— Start —
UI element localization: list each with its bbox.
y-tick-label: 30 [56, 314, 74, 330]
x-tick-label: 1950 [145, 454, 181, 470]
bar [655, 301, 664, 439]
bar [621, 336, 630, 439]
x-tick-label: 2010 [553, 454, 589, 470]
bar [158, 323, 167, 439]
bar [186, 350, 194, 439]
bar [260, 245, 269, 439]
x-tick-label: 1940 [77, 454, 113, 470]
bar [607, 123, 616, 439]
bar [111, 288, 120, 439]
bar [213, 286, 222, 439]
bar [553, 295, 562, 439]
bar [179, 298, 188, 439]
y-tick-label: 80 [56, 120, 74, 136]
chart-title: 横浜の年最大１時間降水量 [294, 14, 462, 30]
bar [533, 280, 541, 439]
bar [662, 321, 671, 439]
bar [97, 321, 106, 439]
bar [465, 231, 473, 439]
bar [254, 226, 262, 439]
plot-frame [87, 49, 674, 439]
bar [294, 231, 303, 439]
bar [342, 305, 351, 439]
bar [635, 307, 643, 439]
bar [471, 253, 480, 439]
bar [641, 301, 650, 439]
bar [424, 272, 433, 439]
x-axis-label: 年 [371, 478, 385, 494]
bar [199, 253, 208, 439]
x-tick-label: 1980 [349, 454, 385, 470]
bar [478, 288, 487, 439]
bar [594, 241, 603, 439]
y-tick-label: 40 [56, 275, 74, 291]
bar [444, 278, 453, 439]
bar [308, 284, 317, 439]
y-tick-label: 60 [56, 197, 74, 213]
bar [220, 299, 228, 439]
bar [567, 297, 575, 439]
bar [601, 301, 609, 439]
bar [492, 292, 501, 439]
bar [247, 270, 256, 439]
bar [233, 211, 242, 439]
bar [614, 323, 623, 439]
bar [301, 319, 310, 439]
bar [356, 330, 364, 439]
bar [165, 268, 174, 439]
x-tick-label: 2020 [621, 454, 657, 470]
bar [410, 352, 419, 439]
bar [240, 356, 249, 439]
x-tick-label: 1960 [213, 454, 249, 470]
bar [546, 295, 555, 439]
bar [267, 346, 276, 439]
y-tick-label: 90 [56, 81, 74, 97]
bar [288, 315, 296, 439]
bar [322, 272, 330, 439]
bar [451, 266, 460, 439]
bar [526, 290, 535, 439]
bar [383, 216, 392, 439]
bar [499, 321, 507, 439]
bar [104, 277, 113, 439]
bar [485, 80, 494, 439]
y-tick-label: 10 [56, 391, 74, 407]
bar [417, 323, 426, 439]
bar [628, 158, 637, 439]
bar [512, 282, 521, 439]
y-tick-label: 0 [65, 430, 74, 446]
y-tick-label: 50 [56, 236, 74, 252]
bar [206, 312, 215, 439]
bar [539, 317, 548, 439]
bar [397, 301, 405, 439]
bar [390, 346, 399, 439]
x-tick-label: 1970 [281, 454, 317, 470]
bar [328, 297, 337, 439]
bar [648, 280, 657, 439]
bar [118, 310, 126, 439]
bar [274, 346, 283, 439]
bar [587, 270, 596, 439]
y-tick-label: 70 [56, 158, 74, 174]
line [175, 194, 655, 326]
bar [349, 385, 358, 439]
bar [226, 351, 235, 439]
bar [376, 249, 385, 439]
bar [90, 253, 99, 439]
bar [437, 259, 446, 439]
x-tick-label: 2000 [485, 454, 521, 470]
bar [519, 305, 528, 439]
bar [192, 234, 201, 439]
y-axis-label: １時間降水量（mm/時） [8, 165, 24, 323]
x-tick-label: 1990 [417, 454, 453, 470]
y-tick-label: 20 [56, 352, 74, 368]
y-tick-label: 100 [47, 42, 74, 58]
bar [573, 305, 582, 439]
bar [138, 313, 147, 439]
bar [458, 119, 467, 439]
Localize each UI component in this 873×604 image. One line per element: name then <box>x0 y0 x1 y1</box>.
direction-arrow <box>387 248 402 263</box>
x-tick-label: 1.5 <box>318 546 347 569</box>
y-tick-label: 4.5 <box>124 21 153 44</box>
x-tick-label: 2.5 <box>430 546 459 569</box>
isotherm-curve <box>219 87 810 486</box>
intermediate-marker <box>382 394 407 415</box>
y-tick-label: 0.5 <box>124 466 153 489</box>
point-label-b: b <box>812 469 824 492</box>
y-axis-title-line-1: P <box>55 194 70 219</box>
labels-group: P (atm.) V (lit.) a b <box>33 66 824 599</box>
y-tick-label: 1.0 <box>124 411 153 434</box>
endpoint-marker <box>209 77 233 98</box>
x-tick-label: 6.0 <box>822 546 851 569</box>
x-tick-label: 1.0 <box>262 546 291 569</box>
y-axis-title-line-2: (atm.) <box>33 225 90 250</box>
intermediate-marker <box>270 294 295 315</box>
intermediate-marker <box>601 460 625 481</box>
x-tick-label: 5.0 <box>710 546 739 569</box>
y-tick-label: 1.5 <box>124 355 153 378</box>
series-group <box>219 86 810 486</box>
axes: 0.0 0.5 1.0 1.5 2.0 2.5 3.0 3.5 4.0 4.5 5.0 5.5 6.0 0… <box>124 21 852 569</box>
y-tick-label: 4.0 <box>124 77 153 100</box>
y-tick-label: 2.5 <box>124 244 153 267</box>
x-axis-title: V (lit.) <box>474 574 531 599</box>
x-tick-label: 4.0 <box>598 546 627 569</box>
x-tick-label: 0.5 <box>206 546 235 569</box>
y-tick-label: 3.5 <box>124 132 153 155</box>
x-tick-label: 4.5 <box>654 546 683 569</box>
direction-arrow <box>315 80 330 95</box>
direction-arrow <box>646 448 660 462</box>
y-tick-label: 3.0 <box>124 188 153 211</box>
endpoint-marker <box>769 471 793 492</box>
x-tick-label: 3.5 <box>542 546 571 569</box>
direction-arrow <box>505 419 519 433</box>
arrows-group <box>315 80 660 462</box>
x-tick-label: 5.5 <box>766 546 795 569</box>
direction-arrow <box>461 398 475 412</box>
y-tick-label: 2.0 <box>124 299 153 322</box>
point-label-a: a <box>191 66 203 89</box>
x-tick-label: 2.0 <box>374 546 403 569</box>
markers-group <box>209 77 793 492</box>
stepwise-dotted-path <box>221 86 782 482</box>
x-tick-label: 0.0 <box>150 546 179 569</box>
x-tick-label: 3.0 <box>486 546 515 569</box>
— End —
— Start —
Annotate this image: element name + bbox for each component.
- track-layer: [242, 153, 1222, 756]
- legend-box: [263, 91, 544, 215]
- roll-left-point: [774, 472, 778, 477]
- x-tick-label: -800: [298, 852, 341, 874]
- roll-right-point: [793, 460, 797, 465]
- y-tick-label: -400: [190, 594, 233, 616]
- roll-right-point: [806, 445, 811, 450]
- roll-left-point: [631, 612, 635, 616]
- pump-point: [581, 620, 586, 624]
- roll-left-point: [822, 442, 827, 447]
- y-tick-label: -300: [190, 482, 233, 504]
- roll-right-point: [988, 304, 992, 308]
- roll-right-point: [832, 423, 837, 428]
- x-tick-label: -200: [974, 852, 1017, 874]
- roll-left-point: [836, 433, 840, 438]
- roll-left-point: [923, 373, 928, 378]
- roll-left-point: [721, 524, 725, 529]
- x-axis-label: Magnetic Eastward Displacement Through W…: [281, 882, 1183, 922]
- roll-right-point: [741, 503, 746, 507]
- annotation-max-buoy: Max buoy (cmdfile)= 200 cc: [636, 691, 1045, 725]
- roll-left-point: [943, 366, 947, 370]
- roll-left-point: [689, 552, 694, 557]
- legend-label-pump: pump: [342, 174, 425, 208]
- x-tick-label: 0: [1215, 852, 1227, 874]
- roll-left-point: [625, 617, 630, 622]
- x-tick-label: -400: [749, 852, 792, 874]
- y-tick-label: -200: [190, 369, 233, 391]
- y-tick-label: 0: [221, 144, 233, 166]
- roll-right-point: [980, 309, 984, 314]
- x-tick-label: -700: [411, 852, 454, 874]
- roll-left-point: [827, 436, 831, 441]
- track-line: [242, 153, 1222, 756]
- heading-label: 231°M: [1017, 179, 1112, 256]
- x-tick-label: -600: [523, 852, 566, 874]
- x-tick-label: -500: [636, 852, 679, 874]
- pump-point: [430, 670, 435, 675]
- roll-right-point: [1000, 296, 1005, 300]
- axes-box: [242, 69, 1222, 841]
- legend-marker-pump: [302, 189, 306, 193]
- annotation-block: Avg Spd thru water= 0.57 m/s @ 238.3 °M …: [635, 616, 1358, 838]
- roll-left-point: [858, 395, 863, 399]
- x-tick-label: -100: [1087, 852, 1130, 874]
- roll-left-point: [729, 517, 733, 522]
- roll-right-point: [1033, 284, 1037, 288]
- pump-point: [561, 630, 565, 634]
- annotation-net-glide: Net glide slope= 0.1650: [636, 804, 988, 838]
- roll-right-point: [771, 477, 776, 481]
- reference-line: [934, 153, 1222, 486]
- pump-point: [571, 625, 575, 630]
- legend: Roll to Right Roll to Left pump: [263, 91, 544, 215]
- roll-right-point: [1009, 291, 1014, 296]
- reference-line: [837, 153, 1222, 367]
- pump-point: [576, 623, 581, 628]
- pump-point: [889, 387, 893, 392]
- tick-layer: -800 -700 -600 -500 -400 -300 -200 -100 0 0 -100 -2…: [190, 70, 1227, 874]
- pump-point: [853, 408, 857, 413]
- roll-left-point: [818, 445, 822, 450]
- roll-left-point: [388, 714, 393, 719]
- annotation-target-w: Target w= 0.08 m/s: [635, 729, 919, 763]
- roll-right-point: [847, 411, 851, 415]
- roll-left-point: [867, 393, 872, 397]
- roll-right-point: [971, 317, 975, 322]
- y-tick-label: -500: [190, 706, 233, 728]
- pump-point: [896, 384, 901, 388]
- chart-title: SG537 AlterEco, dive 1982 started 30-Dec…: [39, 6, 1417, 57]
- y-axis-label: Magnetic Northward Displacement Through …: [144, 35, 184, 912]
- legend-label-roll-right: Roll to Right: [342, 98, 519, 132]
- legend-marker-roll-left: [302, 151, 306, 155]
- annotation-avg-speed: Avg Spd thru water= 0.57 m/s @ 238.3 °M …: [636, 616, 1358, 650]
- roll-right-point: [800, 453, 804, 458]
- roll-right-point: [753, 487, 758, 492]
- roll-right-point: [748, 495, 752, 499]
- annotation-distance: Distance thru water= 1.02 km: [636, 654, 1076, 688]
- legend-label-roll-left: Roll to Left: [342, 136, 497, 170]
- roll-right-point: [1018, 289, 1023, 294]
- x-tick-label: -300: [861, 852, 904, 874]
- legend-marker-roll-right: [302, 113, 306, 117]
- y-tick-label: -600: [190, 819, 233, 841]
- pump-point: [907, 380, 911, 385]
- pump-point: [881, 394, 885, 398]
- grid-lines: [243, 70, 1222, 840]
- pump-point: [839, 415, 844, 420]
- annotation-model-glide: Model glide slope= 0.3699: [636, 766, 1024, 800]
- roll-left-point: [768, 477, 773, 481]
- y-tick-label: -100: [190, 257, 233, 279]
— End —
— Start —
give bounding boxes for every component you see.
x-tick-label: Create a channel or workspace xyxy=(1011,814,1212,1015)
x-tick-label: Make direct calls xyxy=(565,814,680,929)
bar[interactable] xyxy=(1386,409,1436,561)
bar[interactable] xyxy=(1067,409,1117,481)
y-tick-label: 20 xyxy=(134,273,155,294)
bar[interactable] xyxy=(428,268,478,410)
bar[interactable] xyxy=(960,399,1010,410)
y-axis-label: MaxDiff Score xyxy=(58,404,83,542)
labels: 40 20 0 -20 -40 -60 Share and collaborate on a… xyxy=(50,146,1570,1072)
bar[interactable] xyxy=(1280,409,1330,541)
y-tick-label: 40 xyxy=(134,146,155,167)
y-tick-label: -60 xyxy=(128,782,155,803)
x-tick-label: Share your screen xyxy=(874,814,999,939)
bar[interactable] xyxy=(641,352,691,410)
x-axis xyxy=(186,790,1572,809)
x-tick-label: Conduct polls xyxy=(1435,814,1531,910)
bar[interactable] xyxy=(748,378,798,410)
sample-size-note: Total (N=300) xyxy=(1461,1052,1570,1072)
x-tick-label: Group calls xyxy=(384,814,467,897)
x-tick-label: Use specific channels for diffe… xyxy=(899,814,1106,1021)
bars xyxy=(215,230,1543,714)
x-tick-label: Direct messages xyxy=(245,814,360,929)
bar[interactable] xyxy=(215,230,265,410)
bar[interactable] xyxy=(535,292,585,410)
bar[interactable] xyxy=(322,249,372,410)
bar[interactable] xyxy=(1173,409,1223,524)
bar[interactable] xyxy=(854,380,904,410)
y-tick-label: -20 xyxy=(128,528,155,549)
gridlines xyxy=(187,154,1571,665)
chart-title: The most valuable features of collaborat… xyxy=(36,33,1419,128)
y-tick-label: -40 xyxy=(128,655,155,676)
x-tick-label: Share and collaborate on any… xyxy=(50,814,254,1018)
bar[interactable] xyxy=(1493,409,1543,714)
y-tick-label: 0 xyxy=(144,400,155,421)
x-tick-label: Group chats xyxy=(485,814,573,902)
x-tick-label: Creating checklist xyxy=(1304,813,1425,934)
— End —
■ **WRITTEN EXERCISE**:
Reproduce the data above word for word, beginning with the line that contains "Annotate this image: element" and continuing through the line that contains "- roll-left-point: [721, 524, 725, 529]", with both of those lines included.

■ **RESPONSE TO THE TASK**:
Annotate this image: element name + bbox for each component.
- track-layer: [242, 153, 1222, 756]
- legend-box: [263, 91, 544, 215]
- roll-left-point: [774, 472, 778, 477]
- x-tick-label: -800: [298, 852, 341, 874]
- roll-right-point: [793, 460, 797, 465]
- y-tick-label: -400: [190, 594, 233, 616]
- roll-right-point: [806, 445, 811, 450]
- roll-left-point: [631, 612, 635, 616]
- pump-point: [581, 620, 586, 624]
- roll-left-point: [822, 442, 827, 447]
- y-tick-label: -300: [190, 482, 233, 504]
- roll-right-point: [988, 304, 992, 308]
- roll-right-point: [832, 423, 837, 428]
- x-tick-label: -200: [974, 852, 1017, 874]
- roll-left-point: [836, 433, 840, 438]
- roll-left-point: [923, 373, 928, 378]
- roll-left-point: [721, 524, 725, 529]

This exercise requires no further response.